**Data records:**
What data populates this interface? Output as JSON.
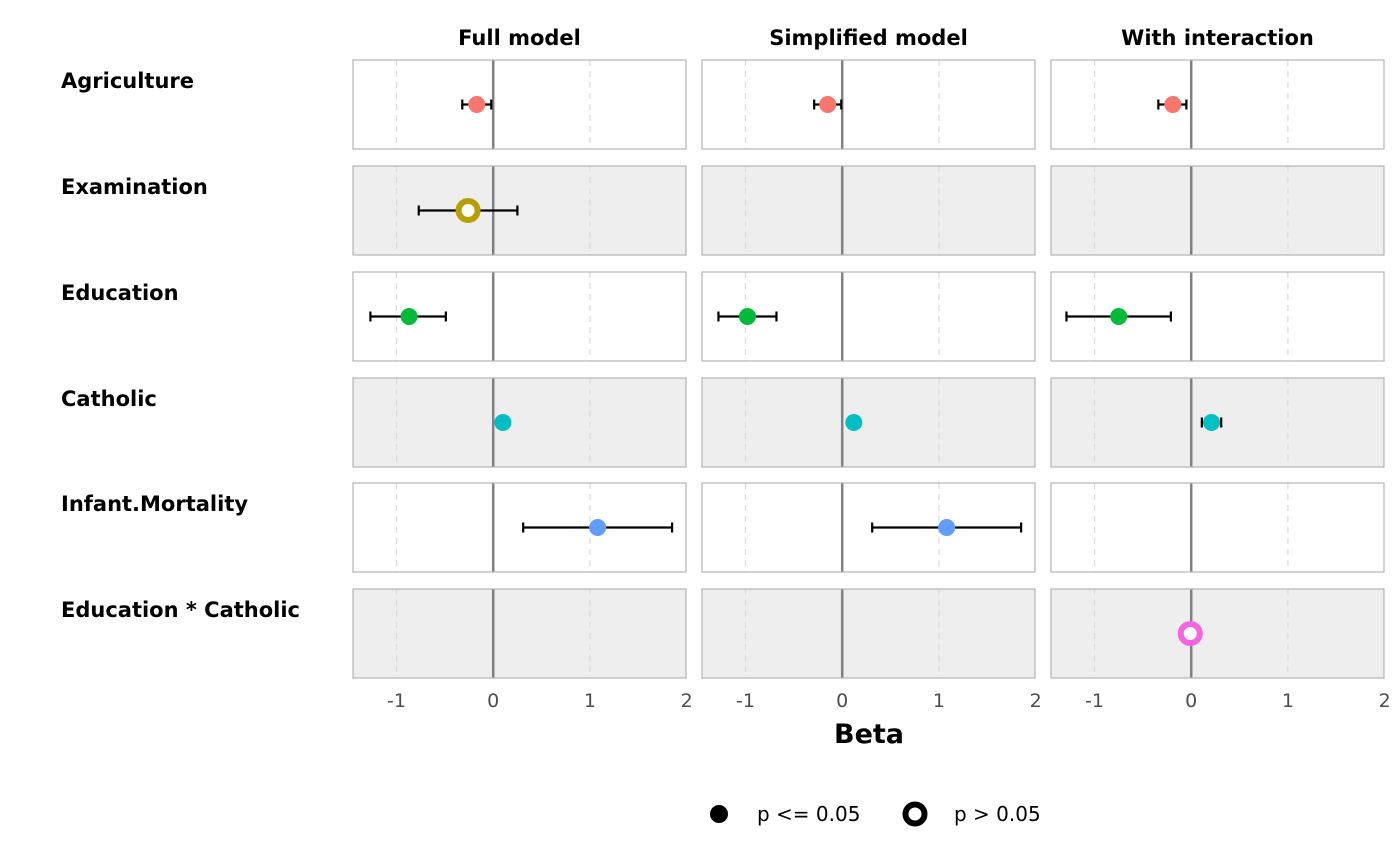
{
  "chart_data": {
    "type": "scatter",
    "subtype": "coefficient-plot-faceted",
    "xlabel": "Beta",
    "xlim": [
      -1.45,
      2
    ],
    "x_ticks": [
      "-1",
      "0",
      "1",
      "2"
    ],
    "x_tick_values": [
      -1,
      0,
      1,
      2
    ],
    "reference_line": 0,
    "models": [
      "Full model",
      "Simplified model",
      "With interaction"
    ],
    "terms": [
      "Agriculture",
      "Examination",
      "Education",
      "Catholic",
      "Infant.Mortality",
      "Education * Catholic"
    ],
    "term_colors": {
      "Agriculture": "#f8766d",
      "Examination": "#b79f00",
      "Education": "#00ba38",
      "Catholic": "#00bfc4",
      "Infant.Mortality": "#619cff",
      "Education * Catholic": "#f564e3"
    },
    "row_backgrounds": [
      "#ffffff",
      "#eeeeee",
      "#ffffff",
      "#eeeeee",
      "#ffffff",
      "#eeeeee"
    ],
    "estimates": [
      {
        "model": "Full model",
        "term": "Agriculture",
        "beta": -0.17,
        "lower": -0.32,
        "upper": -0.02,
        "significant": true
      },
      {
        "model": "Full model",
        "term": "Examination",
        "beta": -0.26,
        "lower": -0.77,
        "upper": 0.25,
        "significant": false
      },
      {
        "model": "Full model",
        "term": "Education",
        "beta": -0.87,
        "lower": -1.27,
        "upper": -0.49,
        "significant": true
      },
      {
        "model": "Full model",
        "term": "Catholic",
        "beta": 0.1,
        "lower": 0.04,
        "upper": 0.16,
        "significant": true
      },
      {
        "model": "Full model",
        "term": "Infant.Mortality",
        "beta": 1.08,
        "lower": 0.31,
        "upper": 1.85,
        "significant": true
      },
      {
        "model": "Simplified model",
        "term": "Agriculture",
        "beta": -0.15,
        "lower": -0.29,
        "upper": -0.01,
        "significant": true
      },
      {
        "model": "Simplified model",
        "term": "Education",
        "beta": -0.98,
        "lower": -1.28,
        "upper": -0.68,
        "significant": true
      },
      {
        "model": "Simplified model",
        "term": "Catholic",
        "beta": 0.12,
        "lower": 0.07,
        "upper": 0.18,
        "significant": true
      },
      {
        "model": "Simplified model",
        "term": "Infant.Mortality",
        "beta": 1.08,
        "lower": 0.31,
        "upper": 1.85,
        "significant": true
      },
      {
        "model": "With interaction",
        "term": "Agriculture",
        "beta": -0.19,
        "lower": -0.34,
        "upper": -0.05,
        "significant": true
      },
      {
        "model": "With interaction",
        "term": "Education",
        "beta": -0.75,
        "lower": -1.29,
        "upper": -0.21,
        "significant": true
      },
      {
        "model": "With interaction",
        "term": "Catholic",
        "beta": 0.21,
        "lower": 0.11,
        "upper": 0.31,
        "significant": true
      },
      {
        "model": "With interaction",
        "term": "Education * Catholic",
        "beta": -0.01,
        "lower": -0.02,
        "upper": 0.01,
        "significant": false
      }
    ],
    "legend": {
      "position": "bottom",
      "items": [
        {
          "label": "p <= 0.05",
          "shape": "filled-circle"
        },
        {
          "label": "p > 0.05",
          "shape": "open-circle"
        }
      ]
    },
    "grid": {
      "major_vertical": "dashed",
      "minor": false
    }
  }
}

---

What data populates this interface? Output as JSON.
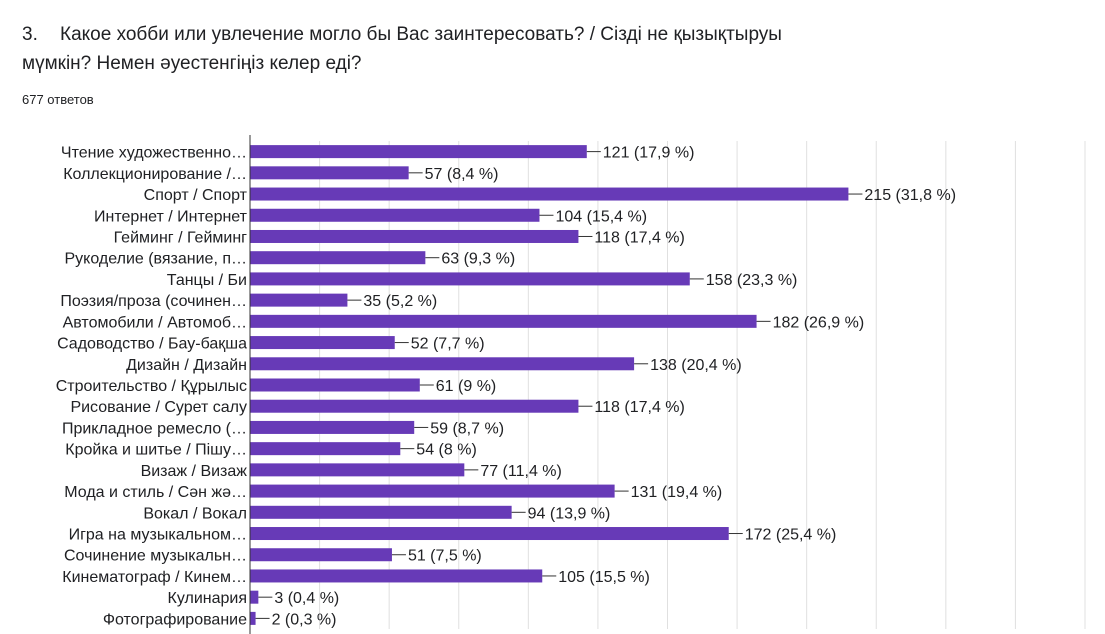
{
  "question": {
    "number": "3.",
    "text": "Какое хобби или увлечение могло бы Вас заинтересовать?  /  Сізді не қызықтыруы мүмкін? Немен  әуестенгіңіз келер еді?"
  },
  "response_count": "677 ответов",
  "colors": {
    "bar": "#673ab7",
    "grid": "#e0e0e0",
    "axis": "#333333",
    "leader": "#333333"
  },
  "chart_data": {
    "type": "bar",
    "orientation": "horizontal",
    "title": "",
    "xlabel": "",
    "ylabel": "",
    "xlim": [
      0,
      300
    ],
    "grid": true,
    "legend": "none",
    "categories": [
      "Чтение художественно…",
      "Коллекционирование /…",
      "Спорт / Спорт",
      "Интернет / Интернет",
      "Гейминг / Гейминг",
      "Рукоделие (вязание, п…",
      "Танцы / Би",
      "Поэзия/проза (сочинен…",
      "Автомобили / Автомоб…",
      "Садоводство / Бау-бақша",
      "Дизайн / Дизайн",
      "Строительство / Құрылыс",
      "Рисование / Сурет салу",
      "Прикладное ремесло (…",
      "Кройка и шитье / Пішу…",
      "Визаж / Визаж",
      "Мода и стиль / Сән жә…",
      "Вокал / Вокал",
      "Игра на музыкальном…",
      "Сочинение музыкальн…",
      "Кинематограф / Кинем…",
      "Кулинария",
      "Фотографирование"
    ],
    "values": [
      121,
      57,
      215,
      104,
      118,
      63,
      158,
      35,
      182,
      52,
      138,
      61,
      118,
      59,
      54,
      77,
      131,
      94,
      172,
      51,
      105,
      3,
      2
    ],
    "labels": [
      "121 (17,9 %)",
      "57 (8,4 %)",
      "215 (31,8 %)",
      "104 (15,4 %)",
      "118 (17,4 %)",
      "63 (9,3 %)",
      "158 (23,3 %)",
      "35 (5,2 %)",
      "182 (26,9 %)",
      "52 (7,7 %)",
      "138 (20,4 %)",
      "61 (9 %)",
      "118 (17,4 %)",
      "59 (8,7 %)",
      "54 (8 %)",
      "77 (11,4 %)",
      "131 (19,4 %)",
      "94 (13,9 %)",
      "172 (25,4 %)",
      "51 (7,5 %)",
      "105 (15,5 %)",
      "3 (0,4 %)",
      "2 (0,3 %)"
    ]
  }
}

**Exercise:** Track down every line holding the string "Education" and copy it.

**Solved problem:**
      "Education",
      "Education * Catholic"
      "Education": "#00ba38",
      "Education * Catholic": "#f564e3"
        "term": "Education",
        "term": "Education",
        "term": "Education",
        "term": "Education * Catholic",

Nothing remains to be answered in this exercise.